**Short problem:** Select all lines holding the word "misfed" from the entries that follow.

-------------------------

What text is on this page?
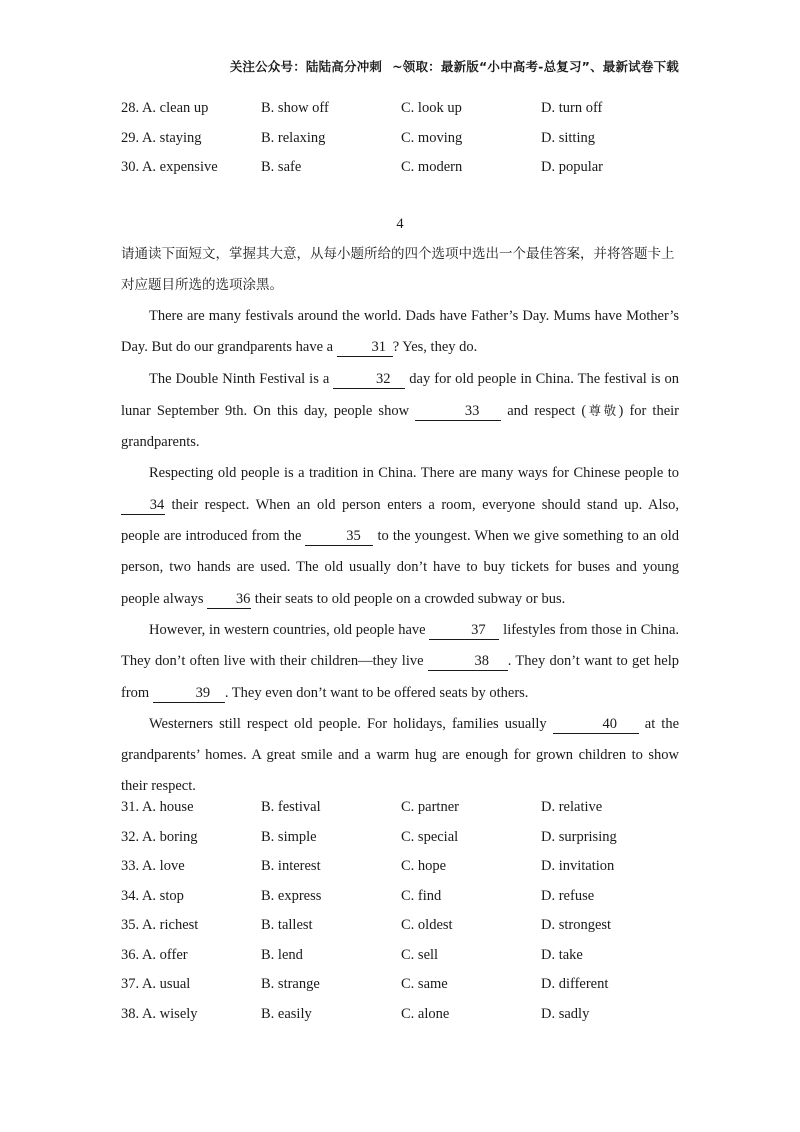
关注公众号：陆陆高分冲刺 ~领取：最新版“小中高考-总复习”、最新试卷下载
28. A. clean up	B. show off	C. look up	D. turn off
29. A. staying	B. relaxing	C. moving	D. sitting
30. A. expensive	B. safe	C. modern	D. popular
4
请通读下面短文，掌握其大意，从每小题所给的四个选项中选出一个最佳答案，并将答题卡上对应题目所选的选项涂黑。

There are many festivals around the world. Dads have Father’s Day. Mums have Mother’s Day. But do our grandparents have a 31 ? Yes, they do.

The Double Ninth Festival is a	32 day for old people in China. The festival is on lunar September 9th. On this day, people show	33 and respect (尊敬) for their grandparents.

Respecting old people is a tradition in China. There are many ways for Chinese people to 34 their respect. When an old person enters a room, everyone should stand up. Also, people are introduced from the	35 to the youngest. When we give something to an old person, two hands are used. The old usually don’t have to buy tickets for buses and young people always 36 their seats to old people on a crowded subway or bus.

However, in western countries, old people have	37 lifestyles from those in China. They don’t often live with their children—they live	38 . They don’t want to get help from	39 . They even don’t want to be offered seats by others.

Westerners still respect old people. For holidays, families usually	40 at the grandparents’ homes. A great smile and a warm hug are enough for grown children to show their respect.

31. A. house	B. festival	C. partner	D. relative
32. A. boring	B. simple	C. special	D. surprising
33. A. love	B. interest	C. hope	D. invitation
34. A. stop	B. express	C. find	D. refuse
35. A. richest	B. tallest	C. oldest	D. strongest
36. A. offer	B. lend	C. sell	D. take
37. A. usual	B. strange	C. same	D. different
38. A. wisely	B. easily	C. alone	D. sadly
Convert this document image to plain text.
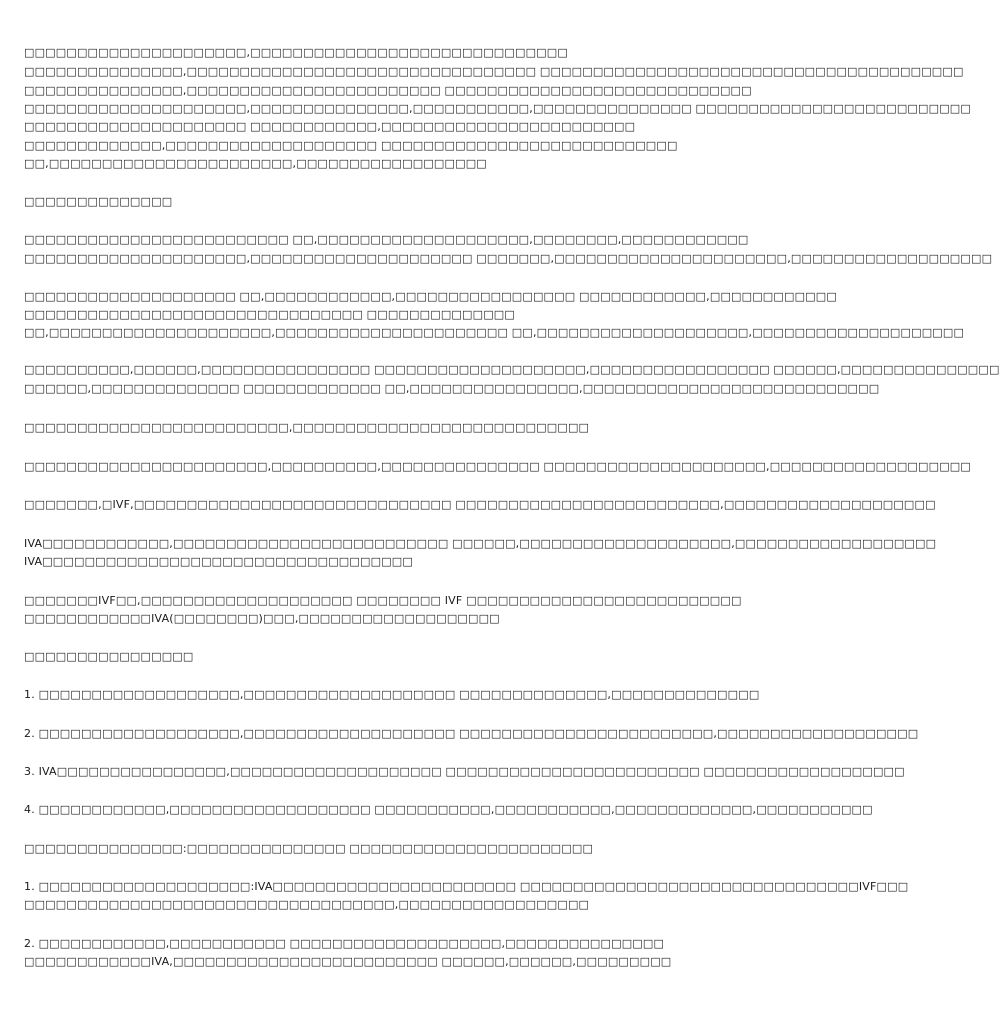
□□□□□□□□□□□□□□□□□□□□□,□□□□□□□□□□□□□□□□□□□□□□□□□□□□□□
□□□□□□□□□□□□□□□,□□□□□□□□□□□□□□□□□□□□□□□□□□□□□□□□□ □□□□□□□□□□□□□□□□□□□□□□□□□□□□□□□□□□□□□□□□
□□□□□□□□□□□□□□□,□□□□□□□□□□□□□□□□□□□□□□□□ □□□□□□□□□□□□□□□□□□□□□□□□□□□□□
□□□□□□□□□□□□□□□□□□□□□,□□□□□□□□□□□□□□□,□□□□□□□□□□□,□□□□□□□□□□□□□□□ □□□□□□□□□□□□□□□□□□□□□□□□□□
□□□□□□□□□□□□□□□□□□□□□ □□□□□□□□□□□□,□□□□□□□□□□□□□□□□□□□□□□□□
□□□□□□□□□□□□□,□□□□□□□□□□□□□□□□□□□□ □□□□□□□□□□□□□□□□□□□□□□□□□□□□
□□,□□□□□□□□□□□□□□□□□□□□□□□,□□□□□□□□□□□□□□□□□□
□□□□□□□□□□□□□□
□□□□□□□□□□□□□□□□□□□□□□□□□ □□,□□□□□□□□□□□□□□□□□□□□,□□□□□□□□,□□□□□□□□□□□□
□□□□□□□□□□□□□□□□□□□□□,□□□□□□□□□□□□□□□□□□□□□ □□□□□□□,□□□□□□□□□□□□□□□□□□□□□□,□□□□□□□□□□□□□□□□□□□
□□□□□□□□□□□□□□□□□□□□ □□,□□□□□□□□□□□□,□□□□□□□□□□□□□□□□□ □□□□□□□□□□□□,□□□□□□□□□□□□
□□□□□□□□□□□□□□□□□□□□□□□□□□□□□□□□ □□□□□□□□□□□□□□
□□,□□□□□□□□□□□□□□□□□□□□□,□□□□□□□□□□□□□□□□□□□□□□ □□,□□□□□□□□□□□□□□□□□□□□,□□□□□□□□□□□□□□□□□□□□
□□□□□□□□□□,□□□□□□,□□□□□□□□□□□□□□□□ □□□□□□□□□□□□□□□□□□□□,□□□□□□□□□□□□□□□□□ □□□□□□,□□□□□□□□□□□□□□□
□□□□□□,□□□□□□□□□□□□□□ □□□□□□□□□□□□□ □□,□□□□□□□□□□□□□□□□,□□□□□□□□□□□□□□□□□□□□□□□□□□□□
□□□□□□□□□□□□□□□□□□□□□□□□□,□□□□□□□□□□□□□□□□□□□□□□□□□□□□
□□□□□□□□□□□□□□□□□□□□□□□,□□□□□□□□□□,□□□□□□□□□□□□□□□ □□□□□□□□□□□□□□□□□□□□□,□□□□□□□□□□□□□□□□□□□
□□□□□□□,□IVF,□□□□□□□□□□□□□□□□□□□□□□□□□□□□□□ □□□□□□□□□□□□□□□□□□□□□□□□□,□□□□□□□□□□□□□□□□□□□□
IVA□□□□□□□□□□□□,□□□□□□□□□□□□□□□□□□□□□□□□□□ □□□□□□,□□□□□□□□□□□□□□□□□□□□,□□□□□□□□□□□□□□□□□□□
IVA□□□□□□□□□□□□□□□□□□□□□□□□□□□□□□□□□□□
□□□□□□□IVF□□,□□□□□□□□□□□□□□□□□□□□ □□□□□□□□ IVF □□□□□□□□□□□□□□□□□□□□□□□□□□
□□□□□□□□□□□□IVA(□□□□□□□□)□□□,□□□□□□□□□□□□□□□□□□□
□□□□□□□□□□□□□□□□
1. □□□□□□□□□□□□□□□□□□□,□□□□□□□□□□□□□□□□□□□□ □□□□□□□□□□□□□□,□□□□□□□□□□□□□□
2. □□□□□□□□□□□□□□□□□□□,□□□□□□□□□□□□□□□□□□□□ □□□□□□□□□□□□□□□□□□□□□□□□,□□□□□□□□□□□□□□□□□□□
3. IVA□□□□□□□□□□□□□□□□,□□□□□□□□□□□□□□□□□□□□ □□□□□□□□□□□□□□□□□□□□□□□□ □□□□□□□□□□□□□□□□□□□
4. □□□□□□□□□□□□,□□□□□□□□□□□□□□□□□□□ □□□□□□□□□□□,□□□□□□□□□□□,□□□□□□□□□□□□□,□□□□□□□□□□□
□□□□□□□□□□□□□□□:□□□□□□□□□□□□□□□ □□□□□□□□□□□□□□□□□□□□□□□
1. □□□□□□□□□□□□□□□□□□□□:IVA□□□□□□□□□□□□□□□□□□□□□□□ □□□□□□□□□□□□□□□□□□□□□□□□□□□□□□□□IVF□□□
□□□□□□□□□□□□□□□□□□□□□□□□□□□□□□□□□□□,□□□□□□□□□□□□□□□□□□
2. □□□□□□□□□□□□,□□□□□□□□□□□ □□□□□□□□□□□□□□□□□□□□,□□□□□□□□□□□□□□□
□□□□□□□□□□□□IVA,□□□□□□□□□□□□□□□□□□□□□□□□□ □□□□□□,□□□□□□,□□□□□□□□□
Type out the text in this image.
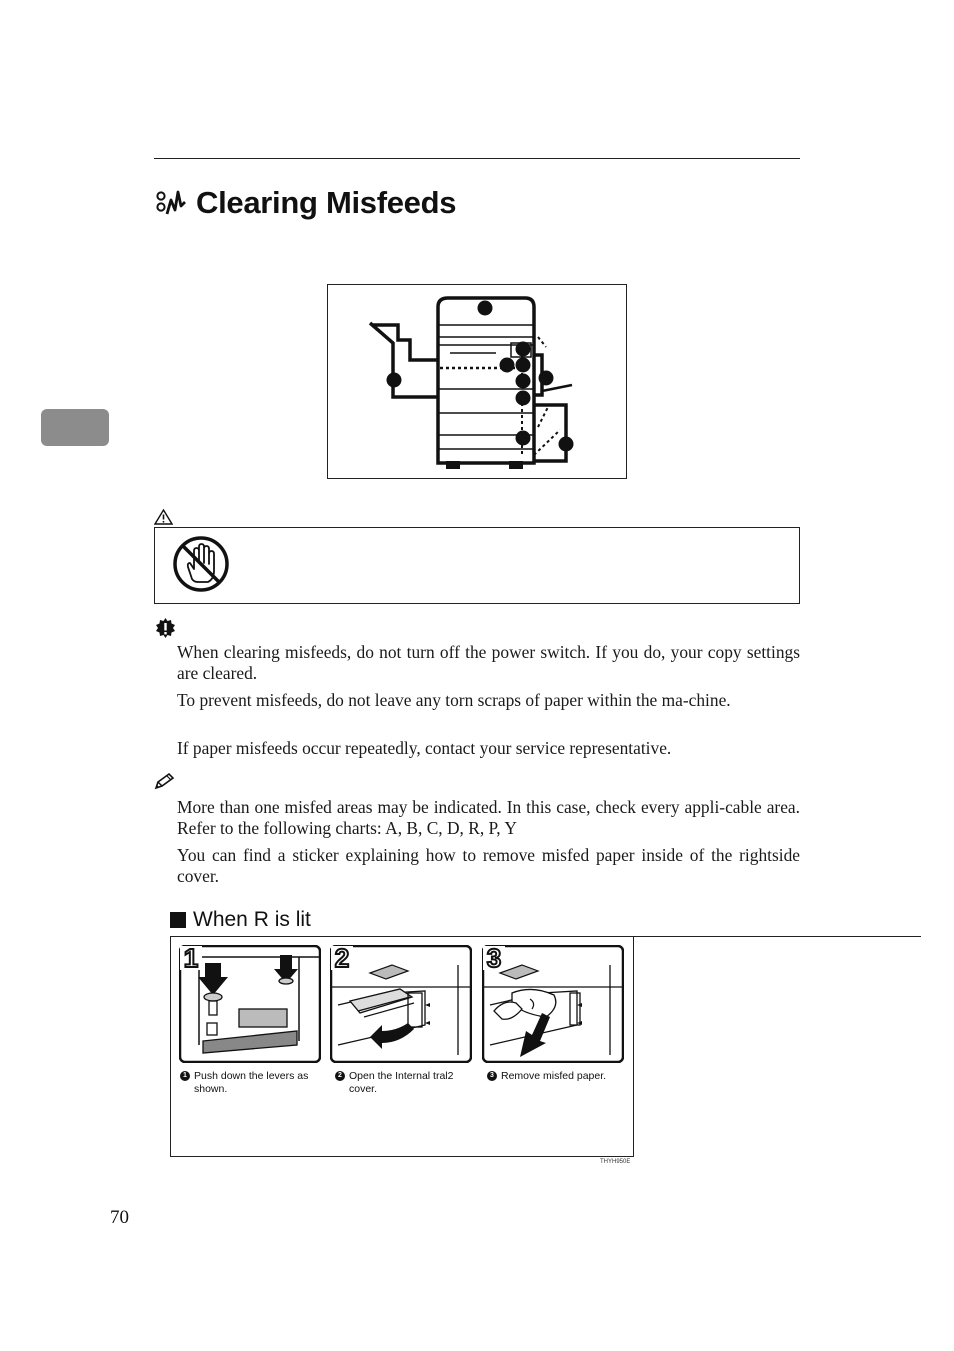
Clearing Misfeeds

When clearing misfeeds, do not turn off the power switch. If you do, your copy settings are cleared.

To prevent misfeeds, do not leave any torn scraps of paper within the ma-chine.

If paper misfeeds occur repeatedly, contact your service representative.

More than one misfed areas may be indicated. In this case, check every appli-cable area. Refer to the following charts: A, B, C, D, R, P, Y

You can find a sticker explaining how to remove misfed paper inside of the rightside cover.

When R is lit
1	2	3
1 Push down the levers as shown.
2 Open the Internal tral2 cover.
3 Remove misfed paper.
THYH950E
70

-------------------------

**Result of this exercise:**
More than one misfed areas may be indicated. In this case, check every appli-cable area. Refer to the following charts: A, B, C, D, R, P, Y
You can find a sticker explaining how to remove misfed paper inside of the rightside cover.
3 Remove misfed paper.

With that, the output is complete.